Listed records:
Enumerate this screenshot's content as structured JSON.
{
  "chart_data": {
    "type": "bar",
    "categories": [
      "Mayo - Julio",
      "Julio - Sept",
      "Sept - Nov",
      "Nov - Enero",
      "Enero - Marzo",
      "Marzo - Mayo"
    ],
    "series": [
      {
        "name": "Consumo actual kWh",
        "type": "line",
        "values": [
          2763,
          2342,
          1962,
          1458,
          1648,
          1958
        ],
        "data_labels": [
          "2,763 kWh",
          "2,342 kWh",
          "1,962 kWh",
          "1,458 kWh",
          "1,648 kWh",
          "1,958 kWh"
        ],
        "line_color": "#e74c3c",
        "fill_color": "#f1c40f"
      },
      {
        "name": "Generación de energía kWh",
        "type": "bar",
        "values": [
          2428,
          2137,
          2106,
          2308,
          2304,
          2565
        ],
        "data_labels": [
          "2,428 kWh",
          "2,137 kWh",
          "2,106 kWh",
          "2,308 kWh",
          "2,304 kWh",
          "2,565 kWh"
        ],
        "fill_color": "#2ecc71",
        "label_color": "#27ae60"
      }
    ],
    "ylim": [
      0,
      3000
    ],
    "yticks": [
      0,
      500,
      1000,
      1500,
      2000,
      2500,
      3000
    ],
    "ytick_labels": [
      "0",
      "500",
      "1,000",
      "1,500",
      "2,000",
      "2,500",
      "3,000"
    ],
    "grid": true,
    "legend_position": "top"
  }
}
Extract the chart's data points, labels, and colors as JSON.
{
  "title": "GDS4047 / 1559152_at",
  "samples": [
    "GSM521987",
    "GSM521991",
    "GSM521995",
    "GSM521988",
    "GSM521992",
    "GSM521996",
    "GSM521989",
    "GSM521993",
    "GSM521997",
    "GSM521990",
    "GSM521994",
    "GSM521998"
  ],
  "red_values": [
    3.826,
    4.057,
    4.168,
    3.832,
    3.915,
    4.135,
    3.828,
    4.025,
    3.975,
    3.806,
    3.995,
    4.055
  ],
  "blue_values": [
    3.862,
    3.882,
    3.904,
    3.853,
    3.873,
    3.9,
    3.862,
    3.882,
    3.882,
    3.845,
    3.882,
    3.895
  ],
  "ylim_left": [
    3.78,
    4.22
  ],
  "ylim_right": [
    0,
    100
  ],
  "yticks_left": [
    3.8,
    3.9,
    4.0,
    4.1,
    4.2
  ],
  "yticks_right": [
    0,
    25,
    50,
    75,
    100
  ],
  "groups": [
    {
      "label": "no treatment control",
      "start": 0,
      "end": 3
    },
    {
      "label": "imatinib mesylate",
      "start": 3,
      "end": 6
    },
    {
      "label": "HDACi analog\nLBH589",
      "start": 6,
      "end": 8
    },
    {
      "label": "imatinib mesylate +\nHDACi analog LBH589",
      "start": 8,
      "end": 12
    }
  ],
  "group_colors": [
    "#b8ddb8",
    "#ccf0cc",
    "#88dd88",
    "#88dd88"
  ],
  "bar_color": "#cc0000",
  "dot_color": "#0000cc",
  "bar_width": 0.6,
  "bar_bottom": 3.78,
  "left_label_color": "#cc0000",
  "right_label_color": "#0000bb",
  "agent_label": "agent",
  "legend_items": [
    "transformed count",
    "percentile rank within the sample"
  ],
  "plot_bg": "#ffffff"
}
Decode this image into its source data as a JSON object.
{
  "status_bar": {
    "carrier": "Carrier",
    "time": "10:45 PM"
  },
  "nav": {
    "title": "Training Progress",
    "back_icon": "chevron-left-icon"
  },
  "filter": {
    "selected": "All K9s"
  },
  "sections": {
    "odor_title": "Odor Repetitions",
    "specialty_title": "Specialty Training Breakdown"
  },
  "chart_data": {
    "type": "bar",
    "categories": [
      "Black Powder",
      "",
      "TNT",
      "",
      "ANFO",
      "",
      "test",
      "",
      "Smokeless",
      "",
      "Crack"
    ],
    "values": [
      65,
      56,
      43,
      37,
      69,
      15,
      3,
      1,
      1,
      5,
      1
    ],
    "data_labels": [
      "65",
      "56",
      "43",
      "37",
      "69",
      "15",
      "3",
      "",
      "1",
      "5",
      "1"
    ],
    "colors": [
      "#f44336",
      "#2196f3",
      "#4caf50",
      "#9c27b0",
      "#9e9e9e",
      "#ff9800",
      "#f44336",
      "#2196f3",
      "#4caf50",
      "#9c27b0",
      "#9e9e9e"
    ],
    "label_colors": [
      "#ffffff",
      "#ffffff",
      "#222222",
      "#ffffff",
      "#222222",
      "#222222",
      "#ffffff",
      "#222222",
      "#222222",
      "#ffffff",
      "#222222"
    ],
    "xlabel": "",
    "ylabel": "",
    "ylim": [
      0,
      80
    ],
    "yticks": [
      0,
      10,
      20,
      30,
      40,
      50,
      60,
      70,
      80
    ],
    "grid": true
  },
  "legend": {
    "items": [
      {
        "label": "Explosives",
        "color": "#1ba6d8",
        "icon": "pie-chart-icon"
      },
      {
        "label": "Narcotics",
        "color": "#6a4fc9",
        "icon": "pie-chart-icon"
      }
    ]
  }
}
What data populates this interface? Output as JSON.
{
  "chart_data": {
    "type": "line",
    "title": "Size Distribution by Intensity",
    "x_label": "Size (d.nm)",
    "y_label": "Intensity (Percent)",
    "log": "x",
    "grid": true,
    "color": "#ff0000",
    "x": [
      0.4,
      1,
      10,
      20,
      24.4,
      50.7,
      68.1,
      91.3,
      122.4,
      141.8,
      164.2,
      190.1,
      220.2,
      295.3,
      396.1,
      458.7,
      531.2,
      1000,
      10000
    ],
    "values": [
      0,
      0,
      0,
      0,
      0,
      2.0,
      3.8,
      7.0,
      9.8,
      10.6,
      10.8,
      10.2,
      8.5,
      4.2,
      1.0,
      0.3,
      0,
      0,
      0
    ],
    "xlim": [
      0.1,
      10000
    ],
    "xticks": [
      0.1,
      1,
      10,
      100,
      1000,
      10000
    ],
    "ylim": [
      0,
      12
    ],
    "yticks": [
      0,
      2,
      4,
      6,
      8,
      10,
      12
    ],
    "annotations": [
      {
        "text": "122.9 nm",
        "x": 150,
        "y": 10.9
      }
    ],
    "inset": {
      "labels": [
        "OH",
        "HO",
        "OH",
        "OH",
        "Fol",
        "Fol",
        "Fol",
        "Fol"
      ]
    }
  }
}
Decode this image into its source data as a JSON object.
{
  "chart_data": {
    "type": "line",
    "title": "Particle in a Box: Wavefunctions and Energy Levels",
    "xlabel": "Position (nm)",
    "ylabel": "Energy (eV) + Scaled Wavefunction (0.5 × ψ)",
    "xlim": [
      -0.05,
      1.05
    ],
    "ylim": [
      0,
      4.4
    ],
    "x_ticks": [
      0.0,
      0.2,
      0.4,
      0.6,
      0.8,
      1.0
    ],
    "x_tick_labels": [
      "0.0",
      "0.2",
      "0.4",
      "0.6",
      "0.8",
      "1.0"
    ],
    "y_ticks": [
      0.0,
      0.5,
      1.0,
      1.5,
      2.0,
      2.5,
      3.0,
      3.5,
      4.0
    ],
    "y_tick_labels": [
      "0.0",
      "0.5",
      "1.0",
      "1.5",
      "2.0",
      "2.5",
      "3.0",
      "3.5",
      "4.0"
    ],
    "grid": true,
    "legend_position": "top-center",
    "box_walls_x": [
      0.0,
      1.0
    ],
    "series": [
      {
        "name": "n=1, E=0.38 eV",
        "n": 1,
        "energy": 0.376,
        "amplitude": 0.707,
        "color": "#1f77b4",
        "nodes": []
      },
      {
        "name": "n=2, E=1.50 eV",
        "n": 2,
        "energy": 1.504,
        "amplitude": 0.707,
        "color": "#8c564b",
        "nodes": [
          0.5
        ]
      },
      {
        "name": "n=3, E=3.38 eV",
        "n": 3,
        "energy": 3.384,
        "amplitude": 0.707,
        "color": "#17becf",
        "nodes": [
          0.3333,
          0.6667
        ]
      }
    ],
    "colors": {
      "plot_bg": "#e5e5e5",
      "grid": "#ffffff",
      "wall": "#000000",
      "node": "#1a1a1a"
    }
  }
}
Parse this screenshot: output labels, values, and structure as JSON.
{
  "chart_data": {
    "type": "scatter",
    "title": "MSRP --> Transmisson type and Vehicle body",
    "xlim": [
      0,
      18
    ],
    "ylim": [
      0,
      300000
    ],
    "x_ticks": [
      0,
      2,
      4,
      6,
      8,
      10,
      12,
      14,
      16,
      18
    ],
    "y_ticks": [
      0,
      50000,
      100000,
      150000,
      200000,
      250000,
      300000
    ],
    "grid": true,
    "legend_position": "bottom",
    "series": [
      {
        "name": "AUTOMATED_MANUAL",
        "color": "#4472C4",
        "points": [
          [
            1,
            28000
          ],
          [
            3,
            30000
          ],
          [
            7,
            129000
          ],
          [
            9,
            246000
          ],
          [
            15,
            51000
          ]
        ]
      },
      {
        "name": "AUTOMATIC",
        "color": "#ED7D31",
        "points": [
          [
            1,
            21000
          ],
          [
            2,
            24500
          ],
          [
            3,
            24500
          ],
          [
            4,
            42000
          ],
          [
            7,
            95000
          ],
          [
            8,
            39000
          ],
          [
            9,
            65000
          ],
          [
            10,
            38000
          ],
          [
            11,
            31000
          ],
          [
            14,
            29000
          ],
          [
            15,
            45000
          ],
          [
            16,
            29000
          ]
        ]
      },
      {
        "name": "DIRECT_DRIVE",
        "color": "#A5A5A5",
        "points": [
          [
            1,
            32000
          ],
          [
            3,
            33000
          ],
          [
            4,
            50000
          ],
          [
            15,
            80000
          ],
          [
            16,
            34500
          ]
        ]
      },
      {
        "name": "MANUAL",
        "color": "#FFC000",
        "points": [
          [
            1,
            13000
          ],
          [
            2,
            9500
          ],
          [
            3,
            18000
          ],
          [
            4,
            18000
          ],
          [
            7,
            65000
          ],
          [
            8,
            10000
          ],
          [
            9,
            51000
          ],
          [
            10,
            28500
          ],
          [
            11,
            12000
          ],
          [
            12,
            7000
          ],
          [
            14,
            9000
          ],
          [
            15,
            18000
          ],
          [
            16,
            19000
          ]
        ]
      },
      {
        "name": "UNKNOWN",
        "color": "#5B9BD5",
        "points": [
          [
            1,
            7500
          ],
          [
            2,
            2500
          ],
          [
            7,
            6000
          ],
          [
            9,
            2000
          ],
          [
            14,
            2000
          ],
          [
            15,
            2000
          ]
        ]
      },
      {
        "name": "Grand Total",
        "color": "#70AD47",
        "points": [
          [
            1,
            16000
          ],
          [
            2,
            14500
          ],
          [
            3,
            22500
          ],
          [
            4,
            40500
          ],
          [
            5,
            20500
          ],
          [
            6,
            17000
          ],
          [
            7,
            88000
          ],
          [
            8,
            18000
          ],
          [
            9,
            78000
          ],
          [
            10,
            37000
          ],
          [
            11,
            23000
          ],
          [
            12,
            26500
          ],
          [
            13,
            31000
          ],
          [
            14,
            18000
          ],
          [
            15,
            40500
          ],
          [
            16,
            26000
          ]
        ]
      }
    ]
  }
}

What is needed: List every line above containing the word "analog".

Answer to this task:
      "label": "HDACi analog\nLBH589",
      "label": "imatinib mesylate +\nHDACi analog LBH589",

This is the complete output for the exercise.